►
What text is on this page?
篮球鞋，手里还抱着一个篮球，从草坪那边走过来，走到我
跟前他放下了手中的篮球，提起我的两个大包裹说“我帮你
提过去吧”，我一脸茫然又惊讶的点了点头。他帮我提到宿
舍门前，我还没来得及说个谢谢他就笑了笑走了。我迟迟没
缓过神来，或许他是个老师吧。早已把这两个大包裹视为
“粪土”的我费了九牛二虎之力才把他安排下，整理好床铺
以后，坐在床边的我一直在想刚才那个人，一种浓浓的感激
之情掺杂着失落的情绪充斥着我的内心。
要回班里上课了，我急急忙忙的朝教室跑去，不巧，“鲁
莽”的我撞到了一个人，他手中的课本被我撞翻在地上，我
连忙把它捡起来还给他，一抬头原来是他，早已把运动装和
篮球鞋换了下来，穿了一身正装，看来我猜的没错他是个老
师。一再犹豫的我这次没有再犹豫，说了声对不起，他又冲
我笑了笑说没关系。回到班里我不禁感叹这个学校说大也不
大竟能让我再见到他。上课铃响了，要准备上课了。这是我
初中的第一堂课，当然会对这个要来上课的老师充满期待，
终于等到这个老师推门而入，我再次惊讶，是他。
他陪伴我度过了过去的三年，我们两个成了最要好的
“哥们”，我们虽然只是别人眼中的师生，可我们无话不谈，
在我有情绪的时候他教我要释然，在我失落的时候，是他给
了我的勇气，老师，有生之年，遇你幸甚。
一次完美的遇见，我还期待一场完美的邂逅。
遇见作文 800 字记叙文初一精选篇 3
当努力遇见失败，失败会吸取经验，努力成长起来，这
◄
►
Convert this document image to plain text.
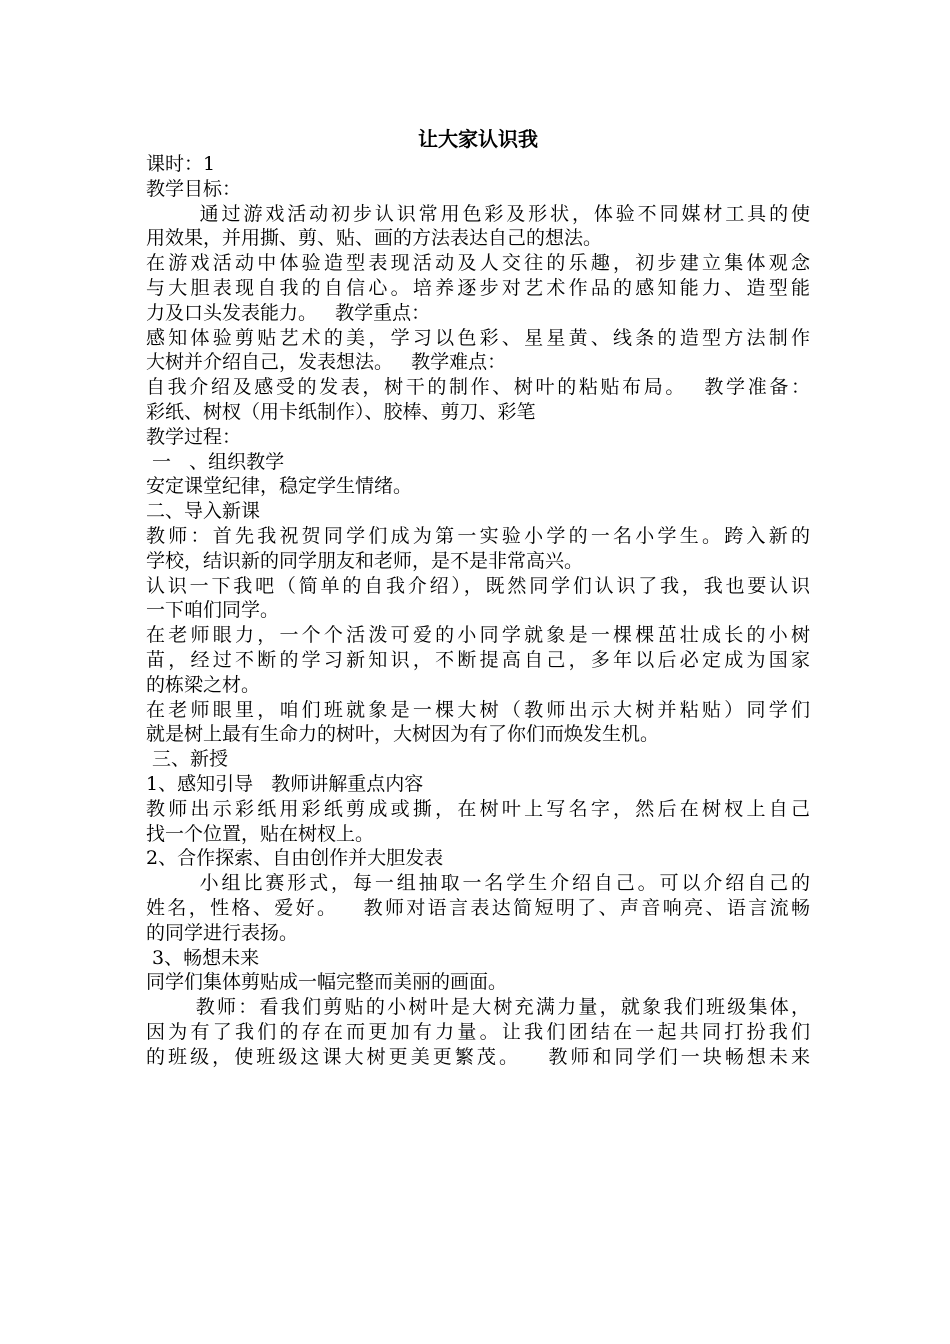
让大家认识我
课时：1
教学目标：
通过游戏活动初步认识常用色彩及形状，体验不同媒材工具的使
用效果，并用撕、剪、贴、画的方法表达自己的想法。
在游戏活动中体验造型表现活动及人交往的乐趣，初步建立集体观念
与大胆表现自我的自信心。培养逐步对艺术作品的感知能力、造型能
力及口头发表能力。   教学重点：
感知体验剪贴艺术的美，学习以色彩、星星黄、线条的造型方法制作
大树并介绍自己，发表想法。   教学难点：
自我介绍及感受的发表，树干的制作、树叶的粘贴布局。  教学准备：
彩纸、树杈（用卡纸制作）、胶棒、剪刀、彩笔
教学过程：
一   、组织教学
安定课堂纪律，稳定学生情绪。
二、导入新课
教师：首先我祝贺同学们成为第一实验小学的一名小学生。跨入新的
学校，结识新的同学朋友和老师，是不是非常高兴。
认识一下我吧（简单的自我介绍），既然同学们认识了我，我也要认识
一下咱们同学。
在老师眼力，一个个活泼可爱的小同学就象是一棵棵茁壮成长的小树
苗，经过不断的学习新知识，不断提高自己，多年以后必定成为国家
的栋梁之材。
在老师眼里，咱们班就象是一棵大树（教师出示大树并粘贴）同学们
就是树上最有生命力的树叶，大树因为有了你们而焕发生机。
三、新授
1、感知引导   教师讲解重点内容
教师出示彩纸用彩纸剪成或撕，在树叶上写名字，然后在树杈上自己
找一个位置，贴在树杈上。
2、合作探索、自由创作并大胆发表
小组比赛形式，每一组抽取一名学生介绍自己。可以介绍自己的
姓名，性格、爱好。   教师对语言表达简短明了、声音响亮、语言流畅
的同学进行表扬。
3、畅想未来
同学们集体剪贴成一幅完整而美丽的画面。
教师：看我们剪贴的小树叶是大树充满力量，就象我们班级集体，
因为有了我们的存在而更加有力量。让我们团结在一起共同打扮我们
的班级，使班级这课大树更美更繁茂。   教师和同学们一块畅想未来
◄
OBJECTIVE: Reproduce each line of the entries in which the word "this" is found.

FINISHED ANSWER:
What text is on this page?
Convert this document image to plain text.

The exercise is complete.